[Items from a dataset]
******

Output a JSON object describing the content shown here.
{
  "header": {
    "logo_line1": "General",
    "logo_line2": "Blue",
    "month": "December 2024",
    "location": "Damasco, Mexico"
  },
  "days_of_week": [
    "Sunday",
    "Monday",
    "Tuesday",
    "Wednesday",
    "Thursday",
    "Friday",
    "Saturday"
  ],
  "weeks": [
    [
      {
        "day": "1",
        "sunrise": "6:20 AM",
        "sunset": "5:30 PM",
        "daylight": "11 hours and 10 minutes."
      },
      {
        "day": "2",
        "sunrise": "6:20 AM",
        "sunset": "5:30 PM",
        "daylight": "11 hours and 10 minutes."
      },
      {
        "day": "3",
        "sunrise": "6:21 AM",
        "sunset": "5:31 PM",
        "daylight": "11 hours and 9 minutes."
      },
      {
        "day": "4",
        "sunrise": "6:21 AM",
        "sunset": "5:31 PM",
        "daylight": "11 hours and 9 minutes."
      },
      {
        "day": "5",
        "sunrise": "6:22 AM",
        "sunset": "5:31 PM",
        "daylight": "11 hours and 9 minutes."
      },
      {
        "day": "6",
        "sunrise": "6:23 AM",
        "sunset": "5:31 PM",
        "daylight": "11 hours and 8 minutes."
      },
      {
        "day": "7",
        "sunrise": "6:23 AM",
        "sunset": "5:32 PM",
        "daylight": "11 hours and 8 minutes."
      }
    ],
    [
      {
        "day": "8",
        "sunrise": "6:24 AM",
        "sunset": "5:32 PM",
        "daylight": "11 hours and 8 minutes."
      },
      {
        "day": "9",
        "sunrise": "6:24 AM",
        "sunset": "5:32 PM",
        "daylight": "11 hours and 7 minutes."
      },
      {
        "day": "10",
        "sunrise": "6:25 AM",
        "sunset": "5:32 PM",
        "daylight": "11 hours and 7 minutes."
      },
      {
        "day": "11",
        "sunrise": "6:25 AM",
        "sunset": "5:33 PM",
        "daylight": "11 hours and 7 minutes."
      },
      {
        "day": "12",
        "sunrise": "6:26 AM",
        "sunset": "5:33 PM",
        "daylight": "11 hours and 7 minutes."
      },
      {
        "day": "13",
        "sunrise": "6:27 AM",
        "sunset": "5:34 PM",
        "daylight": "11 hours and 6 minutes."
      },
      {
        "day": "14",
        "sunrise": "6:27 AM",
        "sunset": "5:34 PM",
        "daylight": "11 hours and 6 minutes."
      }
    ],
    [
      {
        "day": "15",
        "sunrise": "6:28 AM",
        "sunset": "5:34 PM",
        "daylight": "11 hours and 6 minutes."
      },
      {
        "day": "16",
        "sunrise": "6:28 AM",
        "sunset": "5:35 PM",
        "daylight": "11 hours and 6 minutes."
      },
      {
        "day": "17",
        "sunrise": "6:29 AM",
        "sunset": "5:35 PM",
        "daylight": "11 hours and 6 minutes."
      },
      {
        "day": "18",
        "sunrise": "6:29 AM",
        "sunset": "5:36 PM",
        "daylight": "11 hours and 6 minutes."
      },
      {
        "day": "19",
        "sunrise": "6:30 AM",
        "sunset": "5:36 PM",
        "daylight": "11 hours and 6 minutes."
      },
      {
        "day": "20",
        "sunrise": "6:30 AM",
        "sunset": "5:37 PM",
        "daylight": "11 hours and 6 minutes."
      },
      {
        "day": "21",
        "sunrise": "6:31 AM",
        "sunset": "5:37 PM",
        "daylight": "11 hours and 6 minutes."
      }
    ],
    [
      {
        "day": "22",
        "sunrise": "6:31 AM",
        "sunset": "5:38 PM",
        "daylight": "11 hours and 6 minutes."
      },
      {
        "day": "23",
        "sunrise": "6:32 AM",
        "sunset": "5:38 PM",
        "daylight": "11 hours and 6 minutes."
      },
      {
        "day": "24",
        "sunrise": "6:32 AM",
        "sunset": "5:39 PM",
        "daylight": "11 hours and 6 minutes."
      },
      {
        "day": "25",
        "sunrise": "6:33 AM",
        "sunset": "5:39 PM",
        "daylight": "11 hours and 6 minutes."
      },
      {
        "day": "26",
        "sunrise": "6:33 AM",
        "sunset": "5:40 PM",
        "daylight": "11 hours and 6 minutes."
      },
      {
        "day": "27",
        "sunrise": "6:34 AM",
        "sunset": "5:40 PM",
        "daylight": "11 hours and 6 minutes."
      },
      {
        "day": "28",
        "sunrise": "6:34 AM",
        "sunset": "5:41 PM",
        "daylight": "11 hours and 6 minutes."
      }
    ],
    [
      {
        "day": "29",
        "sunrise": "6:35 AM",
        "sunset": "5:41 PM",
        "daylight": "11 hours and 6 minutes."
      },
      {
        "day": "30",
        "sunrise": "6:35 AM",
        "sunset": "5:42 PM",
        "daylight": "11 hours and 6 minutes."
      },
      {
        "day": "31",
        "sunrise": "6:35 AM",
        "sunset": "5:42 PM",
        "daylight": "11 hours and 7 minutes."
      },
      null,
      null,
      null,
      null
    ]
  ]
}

******

**AIM OF THE TASK**
Take the entries above and transcribe them in full.

**TASK RESPONSE**
Output a JSON object describing the content shown here.
{
  "header": {
    "logo_line1": "General",
    "logo_line2": "Blue",
    "month": "December 2024",
    "location": "Damasco, Mexico"
  },
  "days_of_week": [
    "Sunday",
    "Monday",
    "Tuesday",
    "Wednesday",
    "Thursday",
    "Friday",
    "Saturday"
  ],
  "weeks": [
    [
      {
        "day": "1",
        "sunrise": "6:20 AM",
        "sunset": "5:30 PM",
        "daylight": "11 hours and 10 minutes."
      },
      {
        "day": "2",
        "sunrise": "6:20 AM",
        "sunset": "5:30 PM",
        "daylight": "11 hours and 10 minutes."
      },
      {
        "day": "3",
        "sunrise": "6:21 AM",
        "sunset": "5:31 PM",
        "daylight": "11 hours and 9 minutes."
      },
      {
        "day": "4",
        "sunrise": "6:21 AM",
        "sunset": "5:31 PM",
        "daylight": "11 hours and 9 minutes."
      },
      {
        "day": "5",
        "sunrise": "6:22 AM",
        "sunset": "5:31 PM",
        "daylight": "11 hours and 9 minutes."
      },
      {
        "day": "6",
        "sunrise": "6:23 AM",
        "sunset": "5:31 PM",
        "daylight": "11 hours and 8 minutes."
      },
      {
        "day": "7",
        "sunrise": "6:23 AM",
        "sunset": "5:32 PM",
        "daylight": "11 hours and 8 minutes."
      }
    ],
    [
      {
        "day": "8",
        "sunrise": "6:24 AM",
        "sunset": "5:32 PM",
        "daylight": "11 hours and 8 minutes."
      },
      {
        "day": "9",
        "sunrise": "6:24 AM",
        "sunset": "5:32 PM",
        "daylight": "11 hours and 7 minutes."
      },
      {
        "day": "10",
        "sunrise": "6:25 AM",
        "sunset": "5:32 PM",
        "daylight": "11 hours and 7 minutes."
      },
      {
        "day": "11",
        "sunrise": "6:25 AM",
        "sunset": "5:33 PM",
        "daylight": "11 hours and 7 minutes."
      },
      {
        "day": "12",
        "sunrise": "6:26 AM",
        "sunset": "5:33 PM",
        "daylight": "11 hours and 7 minutes."
      },
      {
        "day": "13",
        "sunrise": "6:27 AM",
        "sunset": "5:34 PM",
        "daylight": "11 hours and 6 minutes."
      },
      {
        "day": "14",
        "sunrise": "6:27 AM",
        "sunset": "5:34 PM",
        "daylight": "11 hours and 6 minutes."
      }
    ],
    [
      {
        "day": "15",
        "sunrise": "6:28 AM",
        "sunset": "5:34 PM",
        "daylight": "11 hours and 6 minutes."
      },
      {
        "day": "16",
        "sunrise": "6:28 AM",
        "sunset": "5:35 PM",
        "daylight": "11 hours and 6 minutes."
      },
      {
        "day": "17",
        "sunrise": "6:29 AM",
        "sunset": "5:35 PM",
        "daylight": "11 hours and 6 minutes."
      },
      {
        "day": "18",
        "sunrise": "6:29 AM",
        "sunset": "5:36 PM",
        "daylight": "11 hours and 6 minutes."
      },
      {
        "day": "19",
        "sunrise": "6:30 AM",
        "sunset": "5:36 PM",
        "daylight": "11 hours and 6 minutes."
      },
      {
        "day": "20",
        "sunrise": "6:30 AM",
        "sunset": "5:37 PM",
        "daylight": "11 hours and 6 minutes."
      },
      {
        "day": "21",
        "sunrise": "6:31 AM",
        "sunset": "5:37 PM",
        "daylight": "11 hours and 6 minutes."
      }
    ],
    [
      {
        "day": "22",
        "sunrise": "6:31 AM",
        "sunset": "5:38 PM",
        "daylight": "11 hours and 6 minutes."
      },
      {
        "day": "23",
        "sunrise": "6:32 AM",
        "sunset": "5:38 PM",
        "daylight": "11 hours and 6 minutes."
      },
      {
        "day": "24",
        "sunrise": "6:32 AM",
        "sunset": "5:39 PM",
        "daylight": "11 hours and 6 minutes."
      },
      {
        "day": "25",
        "sunrise": "6:33 AM",
        "sunset": "5:39 PM",
        "daylight": "11 hours and 6 minutes."
      },
      {
        "day": "26",
        "sunrise": "6:33 AM",
        "sunset": "5:40 PM",
        "daylight": "11 hours and 6 minutes."
      },
      {
        "day": "27",
        "sunrise": "6:34 AM",
        "sunset": "5:40 PM",
        "daylight": "11 hours and 6 minutes."
      },
      {
        "day": "28",
        "sunrise": "6:34 AM",
        "sunset": "5:41 PM",
        "daylight": "11 hours and 6 minutes."
      }
    ],
    [
      {
        "day": "29",
        "sunrise": "6:35 AM",
        "sunset": "5:41 PM",
        "daylight": "11 hours and 6 minutes."
      },
      {
        "day": "30",
        "sunrise": "6:35 AM",
        "sunset": "5:42 PM",
        "daylight": "11 hours and 6 minutes."
      },
      {
        "day": "31",
        "sunrise": "6:35 AM",
        "sunset": "5:42 PM",
        "daylight": "11 hours and 7 minutes."
      },
      null,
      null,
      null,
      null
    ]
  ]
}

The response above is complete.